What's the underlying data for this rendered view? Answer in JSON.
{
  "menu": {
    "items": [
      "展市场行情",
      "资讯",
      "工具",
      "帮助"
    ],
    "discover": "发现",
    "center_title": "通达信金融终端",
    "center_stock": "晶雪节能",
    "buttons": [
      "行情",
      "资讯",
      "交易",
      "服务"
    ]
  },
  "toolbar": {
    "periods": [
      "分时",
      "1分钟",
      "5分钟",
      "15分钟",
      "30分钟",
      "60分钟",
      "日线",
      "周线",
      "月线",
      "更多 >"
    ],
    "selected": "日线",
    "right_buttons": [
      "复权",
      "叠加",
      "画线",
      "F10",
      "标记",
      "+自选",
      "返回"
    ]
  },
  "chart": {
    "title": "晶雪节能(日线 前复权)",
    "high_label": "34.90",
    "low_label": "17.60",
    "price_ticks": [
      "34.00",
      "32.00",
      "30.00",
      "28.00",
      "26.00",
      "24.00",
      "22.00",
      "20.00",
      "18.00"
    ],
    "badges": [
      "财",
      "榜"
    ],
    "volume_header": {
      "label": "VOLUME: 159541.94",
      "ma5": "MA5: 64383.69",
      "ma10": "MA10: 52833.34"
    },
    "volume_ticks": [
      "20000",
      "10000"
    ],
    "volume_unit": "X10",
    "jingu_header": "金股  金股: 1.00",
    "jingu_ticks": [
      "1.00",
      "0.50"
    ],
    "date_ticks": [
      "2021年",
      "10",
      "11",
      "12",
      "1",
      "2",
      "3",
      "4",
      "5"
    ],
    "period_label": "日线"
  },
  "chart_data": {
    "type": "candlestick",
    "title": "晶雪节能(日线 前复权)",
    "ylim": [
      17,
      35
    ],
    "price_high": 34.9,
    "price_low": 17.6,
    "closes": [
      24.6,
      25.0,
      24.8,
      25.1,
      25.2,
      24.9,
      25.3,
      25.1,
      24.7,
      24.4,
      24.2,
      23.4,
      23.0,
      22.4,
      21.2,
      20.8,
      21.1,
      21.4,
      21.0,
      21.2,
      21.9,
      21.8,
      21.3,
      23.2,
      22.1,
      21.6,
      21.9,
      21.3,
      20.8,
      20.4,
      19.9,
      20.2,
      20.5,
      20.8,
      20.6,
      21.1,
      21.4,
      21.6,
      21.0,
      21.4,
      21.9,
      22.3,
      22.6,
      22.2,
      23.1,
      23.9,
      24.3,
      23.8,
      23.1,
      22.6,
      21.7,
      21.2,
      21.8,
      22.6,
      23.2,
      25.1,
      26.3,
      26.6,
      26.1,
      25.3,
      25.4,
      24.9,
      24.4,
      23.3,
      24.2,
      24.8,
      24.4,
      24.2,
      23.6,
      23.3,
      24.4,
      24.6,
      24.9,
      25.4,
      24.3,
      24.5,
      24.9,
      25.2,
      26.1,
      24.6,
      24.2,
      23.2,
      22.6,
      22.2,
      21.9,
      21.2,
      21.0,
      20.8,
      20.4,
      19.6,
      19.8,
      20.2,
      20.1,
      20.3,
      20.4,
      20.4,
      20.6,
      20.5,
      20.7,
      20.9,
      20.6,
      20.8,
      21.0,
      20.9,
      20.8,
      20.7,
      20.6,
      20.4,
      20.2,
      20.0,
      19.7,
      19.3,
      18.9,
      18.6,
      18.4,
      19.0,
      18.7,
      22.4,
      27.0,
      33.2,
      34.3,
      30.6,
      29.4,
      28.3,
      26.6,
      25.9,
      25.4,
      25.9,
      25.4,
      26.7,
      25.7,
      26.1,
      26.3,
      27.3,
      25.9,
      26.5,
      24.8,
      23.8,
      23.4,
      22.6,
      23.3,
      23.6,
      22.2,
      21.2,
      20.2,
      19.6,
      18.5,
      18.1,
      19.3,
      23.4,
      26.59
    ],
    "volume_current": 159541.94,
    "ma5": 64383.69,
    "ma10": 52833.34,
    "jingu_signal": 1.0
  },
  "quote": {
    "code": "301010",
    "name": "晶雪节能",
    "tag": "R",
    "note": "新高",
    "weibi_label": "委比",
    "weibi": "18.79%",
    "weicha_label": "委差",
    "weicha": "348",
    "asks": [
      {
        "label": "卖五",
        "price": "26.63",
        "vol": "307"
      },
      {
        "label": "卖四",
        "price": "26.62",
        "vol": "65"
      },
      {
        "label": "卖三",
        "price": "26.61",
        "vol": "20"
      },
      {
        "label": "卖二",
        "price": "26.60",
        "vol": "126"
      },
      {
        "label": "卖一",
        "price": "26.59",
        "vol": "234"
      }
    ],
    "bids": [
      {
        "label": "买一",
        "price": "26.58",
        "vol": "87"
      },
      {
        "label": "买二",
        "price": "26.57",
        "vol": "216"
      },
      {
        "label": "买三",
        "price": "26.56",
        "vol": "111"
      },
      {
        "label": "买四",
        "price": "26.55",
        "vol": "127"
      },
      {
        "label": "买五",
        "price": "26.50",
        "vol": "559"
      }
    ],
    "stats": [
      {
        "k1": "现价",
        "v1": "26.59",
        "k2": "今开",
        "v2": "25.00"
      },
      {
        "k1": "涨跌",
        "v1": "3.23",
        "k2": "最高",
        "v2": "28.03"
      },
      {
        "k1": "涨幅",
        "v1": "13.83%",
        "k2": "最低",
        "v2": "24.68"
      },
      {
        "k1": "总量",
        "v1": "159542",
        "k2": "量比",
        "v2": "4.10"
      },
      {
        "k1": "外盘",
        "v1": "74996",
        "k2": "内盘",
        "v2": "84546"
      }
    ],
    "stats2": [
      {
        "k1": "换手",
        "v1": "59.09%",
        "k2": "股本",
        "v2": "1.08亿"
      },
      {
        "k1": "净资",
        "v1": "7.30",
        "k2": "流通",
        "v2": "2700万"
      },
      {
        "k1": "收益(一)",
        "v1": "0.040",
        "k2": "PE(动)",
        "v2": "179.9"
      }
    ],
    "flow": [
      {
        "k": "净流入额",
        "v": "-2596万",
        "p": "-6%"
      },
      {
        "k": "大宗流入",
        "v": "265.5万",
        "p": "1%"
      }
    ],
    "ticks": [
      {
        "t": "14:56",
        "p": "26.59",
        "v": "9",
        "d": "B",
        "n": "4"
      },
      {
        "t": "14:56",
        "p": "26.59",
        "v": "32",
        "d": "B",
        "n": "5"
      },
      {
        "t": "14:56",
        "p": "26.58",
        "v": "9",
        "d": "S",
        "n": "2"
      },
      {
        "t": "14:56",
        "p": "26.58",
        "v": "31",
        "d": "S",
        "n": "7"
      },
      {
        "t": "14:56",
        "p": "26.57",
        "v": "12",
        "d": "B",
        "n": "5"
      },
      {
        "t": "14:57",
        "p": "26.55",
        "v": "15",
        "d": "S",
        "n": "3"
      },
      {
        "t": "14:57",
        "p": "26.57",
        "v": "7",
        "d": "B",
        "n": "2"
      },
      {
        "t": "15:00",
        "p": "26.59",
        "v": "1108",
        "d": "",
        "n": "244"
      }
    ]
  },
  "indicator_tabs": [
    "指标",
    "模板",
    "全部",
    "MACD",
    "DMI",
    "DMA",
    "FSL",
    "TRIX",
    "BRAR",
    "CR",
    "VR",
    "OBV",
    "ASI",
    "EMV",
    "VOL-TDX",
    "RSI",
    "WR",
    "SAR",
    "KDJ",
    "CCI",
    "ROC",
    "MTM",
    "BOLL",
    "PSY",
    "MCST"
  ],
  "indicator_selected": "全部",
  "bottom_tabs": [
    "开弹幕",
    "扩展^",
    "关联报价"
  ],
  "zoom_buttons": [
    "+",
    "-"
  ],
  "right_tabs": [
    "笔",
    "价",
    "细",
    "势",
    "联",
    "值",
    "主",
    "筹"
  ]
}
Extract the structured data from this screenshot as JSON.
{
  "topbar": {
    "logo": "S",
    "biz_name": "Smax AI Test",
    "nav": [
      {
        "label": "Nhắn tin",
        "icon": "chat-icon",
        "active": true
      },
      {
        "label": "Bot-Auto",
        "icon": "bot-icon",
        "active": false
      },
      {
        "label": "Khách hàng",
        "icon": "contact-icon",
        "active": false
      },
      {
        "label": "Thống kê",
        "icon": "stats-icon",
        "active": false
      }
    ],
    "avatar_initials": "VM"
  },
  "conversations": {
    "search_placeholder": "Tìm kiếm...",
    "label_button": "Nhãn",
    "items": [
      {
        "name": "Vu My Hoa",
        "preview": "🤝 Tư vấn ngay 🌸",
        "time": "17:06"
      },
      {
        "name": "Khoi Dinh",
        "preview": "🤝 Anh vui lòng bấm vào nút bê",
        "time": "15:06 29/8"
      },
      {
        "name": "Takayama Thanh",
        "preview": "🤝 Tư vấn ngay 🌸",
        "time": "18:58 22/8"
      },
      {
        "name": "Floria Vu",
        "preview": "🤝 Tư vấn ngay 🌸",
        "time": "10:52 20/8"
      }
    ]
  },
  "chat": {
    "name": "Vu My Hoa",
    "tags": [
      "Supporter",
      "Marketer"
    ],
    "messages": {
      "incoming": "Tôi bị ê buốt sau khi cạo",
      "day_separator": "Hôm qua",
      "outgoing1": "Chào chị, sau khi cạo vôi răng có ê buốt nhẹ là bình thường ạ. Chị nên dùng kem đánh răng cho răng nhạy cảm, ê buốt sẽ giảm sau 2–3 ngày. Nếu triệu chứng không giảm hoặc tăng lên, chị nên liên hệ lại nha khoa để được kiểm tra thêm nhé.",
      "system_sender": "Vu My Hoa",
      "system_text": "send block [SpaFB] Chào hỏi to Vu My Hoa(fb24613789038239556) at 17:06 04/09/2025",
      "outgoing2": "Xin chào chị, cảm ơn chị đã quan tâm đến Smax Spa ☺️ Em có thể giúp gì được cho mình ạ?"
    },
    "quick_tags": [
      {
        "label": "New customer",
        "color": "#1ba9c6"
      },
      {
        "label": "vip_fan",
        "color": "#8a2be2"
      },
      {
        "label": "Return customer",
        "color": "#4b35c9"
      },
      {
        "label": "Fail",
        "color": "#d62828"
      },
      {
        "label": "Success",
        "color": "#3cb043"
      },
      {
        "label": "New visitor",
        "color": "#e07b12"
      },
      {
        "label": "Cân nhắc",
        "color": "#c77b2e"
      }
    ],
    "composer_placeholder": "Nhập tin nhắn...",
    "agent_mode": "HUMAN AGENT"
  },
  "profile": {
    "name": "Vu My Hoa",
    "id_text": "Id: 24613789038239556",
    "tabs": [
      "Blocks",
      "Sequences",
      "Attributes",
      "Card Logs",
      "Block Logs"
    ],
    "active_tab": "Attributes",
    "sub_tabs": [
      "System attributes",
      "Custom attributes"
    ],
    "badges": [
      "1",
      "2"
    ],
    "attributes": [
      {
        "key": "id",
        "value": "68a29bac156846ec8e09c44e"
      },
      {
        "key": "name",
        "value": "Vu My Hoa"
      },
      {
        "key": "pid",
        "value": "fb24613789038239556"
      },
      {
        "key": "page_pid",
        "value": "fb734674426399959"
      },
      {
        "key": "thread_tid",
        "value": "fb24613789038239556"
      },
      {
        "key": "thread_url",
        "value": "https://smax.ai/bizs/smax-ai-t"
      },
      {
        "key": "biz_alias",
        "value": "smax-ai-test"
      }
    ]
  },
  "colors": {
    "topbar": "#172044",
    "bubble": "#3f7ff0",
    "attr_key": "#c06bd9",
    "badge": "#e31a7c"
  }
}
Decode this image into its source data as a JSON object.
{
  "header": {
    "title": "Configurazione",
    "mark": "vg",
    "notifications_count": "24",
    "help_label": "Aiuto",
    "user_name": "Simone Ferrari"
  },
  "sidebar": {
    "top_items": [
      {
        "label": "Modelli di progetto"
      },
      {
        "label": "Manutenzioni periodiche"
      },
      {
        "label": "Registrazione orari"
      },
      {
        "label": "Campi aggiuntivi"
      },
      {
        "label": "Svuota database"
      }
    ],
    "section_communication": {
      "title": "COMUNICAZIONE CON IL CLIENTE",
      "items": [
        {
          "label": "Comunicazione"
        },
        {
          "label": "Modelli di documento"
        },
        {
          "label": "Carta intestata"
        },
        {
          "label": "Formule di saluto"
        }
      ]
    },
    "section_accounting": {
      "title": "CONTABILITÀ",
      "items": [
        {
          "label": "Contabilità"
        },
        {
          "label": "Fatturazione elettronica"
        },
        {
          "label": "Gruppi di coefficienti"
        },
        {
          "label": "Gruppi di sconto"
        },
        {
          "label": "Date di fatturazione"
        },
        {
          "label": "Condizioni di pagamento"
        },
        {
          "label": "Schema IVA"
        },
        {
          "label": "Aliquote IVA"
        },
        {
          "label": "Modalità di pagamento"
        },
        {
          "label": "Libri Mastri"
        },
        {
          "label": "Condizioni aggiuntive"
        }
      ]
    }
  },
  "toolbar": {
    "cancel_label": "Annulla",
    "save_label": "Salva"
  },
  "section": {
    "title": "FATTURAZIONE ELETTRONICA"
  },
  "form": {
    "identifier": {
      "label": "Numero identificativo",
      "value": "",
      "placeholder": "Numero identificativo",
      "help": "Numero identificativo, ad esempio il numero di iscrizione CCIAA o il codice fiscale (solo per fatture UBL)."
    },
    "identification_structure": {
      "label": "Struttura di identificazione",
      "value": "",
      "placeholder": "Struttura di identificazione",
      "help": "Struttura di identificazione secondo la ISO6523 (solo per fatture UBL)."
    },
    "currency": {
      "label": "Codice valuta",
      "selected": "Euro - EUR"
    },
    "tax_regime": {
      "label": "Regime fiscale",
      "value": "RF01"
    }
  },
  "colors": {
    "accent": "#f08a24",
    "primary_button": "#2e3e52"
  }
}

> GOAL OF THE EXERCISE
Copy out every line of the listing that contains the string "Gruppi".

> RESULT
          "label": "Gruppi di coefficienti"
          "label": "Gruppi di sconto"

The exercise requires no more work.